#### [TEXT PROVIDED]
- - - - -

We'd pre booked our accommodation here but as our room wasn't going to be ready until midday we decided we'd hire out a bike and explore the island so we didn't waste one of our few days here. Our plan was to head up north and stop at a few beaches on the way so we could take a dip and have a fairly relaxing day. The bike shop man had provided us with a hand drawn map showing 3 beaches we should pass so off we went along the dusty road. The first beach was about 50km from Coron Town so we'd expected a bit of a drive up there, the scenery was nice but nothing to write home about really and the road wasn't quite the scenic coastal one we'd hoped for but it was nice enough.

At the 50km mark we kept our eyes peeled for the beach but all we could see was some houses on the shoreline and no beach as such so passed on to the next one which was much the same story. Undeterred the bike shop man had said that the 3rd beach was in fact the best so on we went. This beach was a bit tricky to find but a local man pulled up on his bike & offered to show us the way across some peoples back yards to a tiny old resort that looked like it hadn't seen a customer in years. By coincidence this man ran the resort and even more of a coincidence was that he was friends with the bike shop man! No surprise then that he told us we'd have to pay 100PHP each to be allowed onto the beach. We took a quick look and decided that there was no way we were going to pay to get on a public beach and off we went to try and find alternative access to this long stretch of golden sand. Sadly there was none and after burning our bridges with the resort man we scrapped the idea of an afternoon on the beach entirely and took the long 3 hour ride back again. Successful it wasn't!

- - - - -

#### [SOURCE MATERIAL]
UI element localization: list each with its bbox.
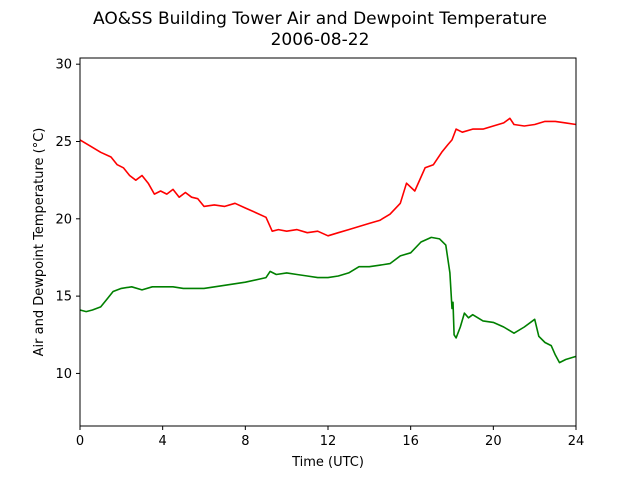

- - - - -

#### [SHORT TASK 1]
Can you copy everything from "We'd pre booked" down to "was nice enough." in the account of the bike trip from Coron Town?
#### [SHORT TASK 2]
Does each statement agree with the account of the bike trip from Coron Town? Answer yes or no for each, and quote the words from the account that decide it.
(a) The first beach lay roughly 50km from Coron Town.
(b) The bike shop man gave them a printed map.
(c) They paid 100PHP each to get onto the third beach.
#### [SHORT TASK 3]
Can you go on with the account of the bike trip around the island from where it stops?
The listing isn't needed here.

#### [TASK OUTPUT 1]
We'd pre booked our accommodation here but as our room wasn't going to be ready until midday we decided we'd hire out a bike and explore the island so we didn't waste one of our few days here. Our plan was to head up north and stop at a few beaches on the way so we could take a dip and have a fairly relaxing day. The bike shop man had provided us with a hand drawn map showing 3 beaches we should pass so off we went along the dusty road. The first beach was about 50km from Coron Town so we'd expected a bit of a drive up there, the scenery was nice but nothing to write home about really and the road wasn't quite the scenic coastal one we'd hoped for but it was nice enough.

#### [TASK OUTPUT 2]
(a) Yes: "The first beach was about 50km from Coron Town"
(b) No: "provided us with a hand drawn map"
(c) No: "decided that there was no way we were going to pay to get on a public beach"

#### [TASK OUTPUT 3]
Back in town we decided to head south this time in search of the one other beach on the map. Stupidly we thought this might actually be there but no, there was a barren patch of land with some sand at the bottom but the entire thing was fenced with barbed wire and big signs not to trespass so we left it there a little disappointed. To console ourselves we took a trip to the Makinit Hot Springs, something we hadn't really been that keen on doing as it was hot enough anyway and we didn't fancy being any warmer but at least it would be something to do and therefore not a total waste of the day. Sure enough the springs were very very hot, we gritted our teeth though it for 20 minutes or so then had to get out as we couldn't bear it any longer!

The following day Dale didn't fancy diving to see the famous WWII wrecks yet so Sophie suggested a kayaking trip with visions of paddling around the shores and taking it a bit easy... Dale on the other hand had other ideas! He suggested a trip over to Coron Island which is a stunning island about 3km away from Busuanga Island. Having done only a little kayaking before Sophie thought this was a bit ambitious but trusts Dale to know the limits so off we went. It was pretty windy the day we did this so although the waves really weren't that big, in a small kayak they can seem bigger than they are so the first 1/2 hour was filled with Sophie constantly panicking that we were going to tip over with Dale telling her to keep steering the right way so we weren't side onto the waves. We'd planned a rest stop half way on the island opposite Coron Town but when we pulled up on the beach a pack of dogs ran towards us, Sophie panicked and we jumped straight back in the kayak and paddled away as fast as we could before we were doggy dinner!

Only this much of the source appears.